▸ EXERCISE: Below are some records; work out how many of their lines contain "name" and give the number only.

▸ DATA FOR PROCESSING:
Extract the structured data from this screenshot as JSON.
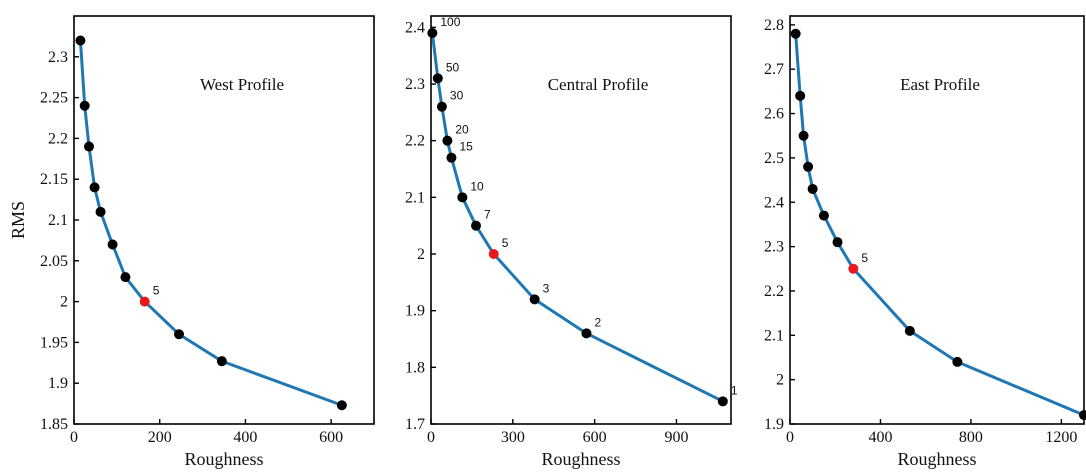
{
  "chart_data": [
    {
      "type": "line",
      "title": "West Profile",
      "xlabel": "Roughness",
      "ylabel": "RMS",
      "xlim": [
        0,
        700
      ],
      "ylim": [
        1.85,
        2.35
      ],
      "xticks": [
        "0",
        "200",
        "400",
        "600"
      ],
      "yticks": [
        "1.85",
        "1.9",
        "1.95",
        "2",
        "2.05",
        "2.1",
        "2.15",
        "2.2",
        "2.25",
        "2.3"
      ],
      "line_color": "#1f77b4",
      "highlight_color": "#e8191c",
      "x": [
        15,
        25,
        35,
        48,
        62,
        90,
        120,
        165,
        245,
        345,
        625
      ],
      "y": [
        2.32,
        2.24,
        2.19,
        2.14,
        2.11,
        2.07,
        2.03,
        2.0,
        1.96,
        1.927,
        1.873
      ],
      "point_labels": [
        "",
        "",
        "",
        "",
        "",
        "",
        "",
        "5",
        "",
        "",
        ""
      ],
      "highlight_index": 7
    },
    {
      "type": "line",
      "title": "Central Profile",
      "xlabel": "Roughness",
      "ylabel": "",
      "xlim": [
        0,
        1100
      ],
      "ylim": [
        1.7,
        2.42
      ],
      "xticks": [
        "0",
        "300",
        "600",
        "900"
      ],
      "yticks": [
        "1.7",
        "1.8",
        "1.9",
        "2",
        "2.1",
        "2.2",
        "2.3",
        "2.4"
      ],
      "line_color": "#1f77b4",
      "highlight_color": "#e8191c",
      "x": [
        5,
        25,
        40,
        60,
        75,
        115,
        165,
        230,
        380,
        570,
        1070
      ],
      "y": [
        2.39,
        2.31,
        2.26,
        2.2,
        2.17,
        2.1,
        2.05,
        2.0,
        1.92,
        1.86,
        1.74
      ],
      "point_labels": [
        "100",
        "50",
        "30",
        "20",
        "15",
        "10",
        "7",
        "5",
        "3",
        "2",
        "1"
      ],
      "highlight_index": 7
    },
    {
      "type": "line",
      "title": "East Profile",
      "xlabel": "Roughness",
      "ylabel": "",
      "xlim": [
        0,
        1300
      ],
      "ylim": [
        1.9,
        2.82
      ],
      "xticks": [
        "0",
        "400",
        "800",
        "1200"
      ],
      "yticks": [
        "1.9",
        "2",
        "2.1",
        "2.2",
        "2.3",
        "2.4",
        "2.5",
        "2.6",
        "2.7",
        "2.8"
      ],
      "line_color": "#1f77b4",
      "highlight_color": "#e8191c",
      "x": [
        25,
        45,
        60,
        80,
        100,
        150,
        210,
        280,
        530,
        740,
        1300
      ],
      "y": [
        2.78,
        2.64,
        2.55,
        2.48,
        2.43,
        2.37,
        2.31,
        2.25,
        2.11,
        2.04,
        1.92
      ],
      "point_labels": [
        "",
        "",
        "",
        "",
        "",
        "",
        "",
        "5",
        "",
        "",
        ""
      ],
      "highlight_index": 7
    }
  ]
}
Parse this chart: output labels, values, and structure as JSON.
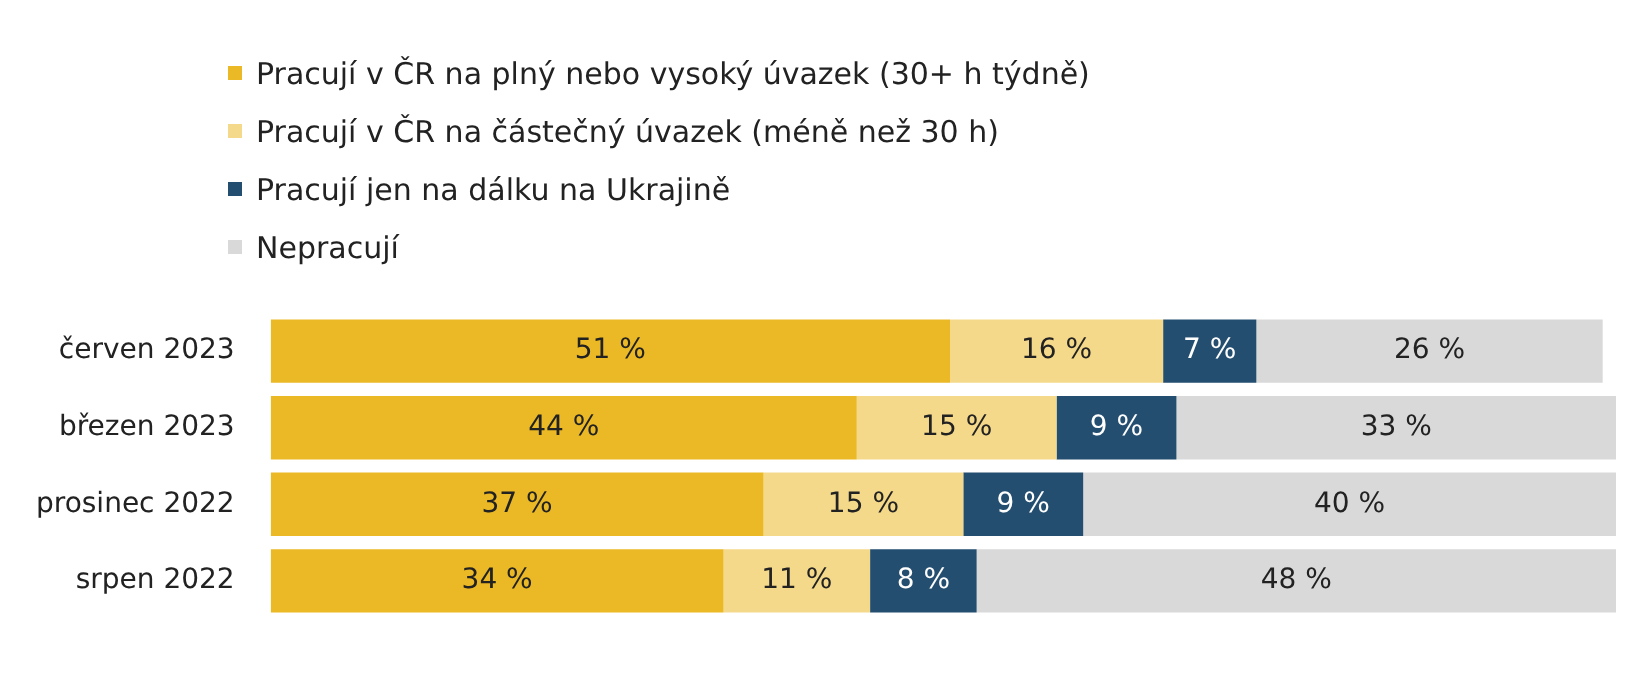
{
  "chart_data": {
    "type": "bar",
    "orientation": "horizontal",
    "stacked": true,
    "legend": "top left",
    "tick_labels": "y",
    "categories": [
      "červen 2023",
      "březen 2023",
      "prosinec 2022",
      "srpen 2022"
    ],
    "series": [
      {
        "name": "Pracují v ČR na plný nebo vysoký úvazek (30+ h týdně)",
        "color": "#ebb925",
        "values": [
          51,
          44,
          37,
          34
        ],
        "value_labels": [
          "51 %",
          "44 %",
          "37 %",
          "34 %"
        ]
      },
      {
        "name": "Pracují v ČR na částečný úvazek (méně než 30 h)",
        "color": "#f5d98a",
        "values": [
          16,
          15,
          15,
          11
        ],
        "value_labels": [
          "16 %",
          "15 %",
          "15 %",
          "11 %"
        ]
      },
      {
        "name": "Pracují jen na dálku na Ukrajině",
        "color": "#234e70",
        "values": [
          7,
          9,
          9,
          8
        ],
        "value_labels": [
          "7 %",
          "9 %",
          "9 %",
          "8 %"
        ]
      },
      {
        "name": "Nepracují",
        "color": "#d9d9d9",
        "values": [
          26,
          33,
          40,
          48
        ],
        "value_labels": [
          "26 %",
          "33 %",
          "40 %",
          "48 %"
        ]
      }
    ]
  }
}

▸ OUTPUT FOR THIS TASK: 4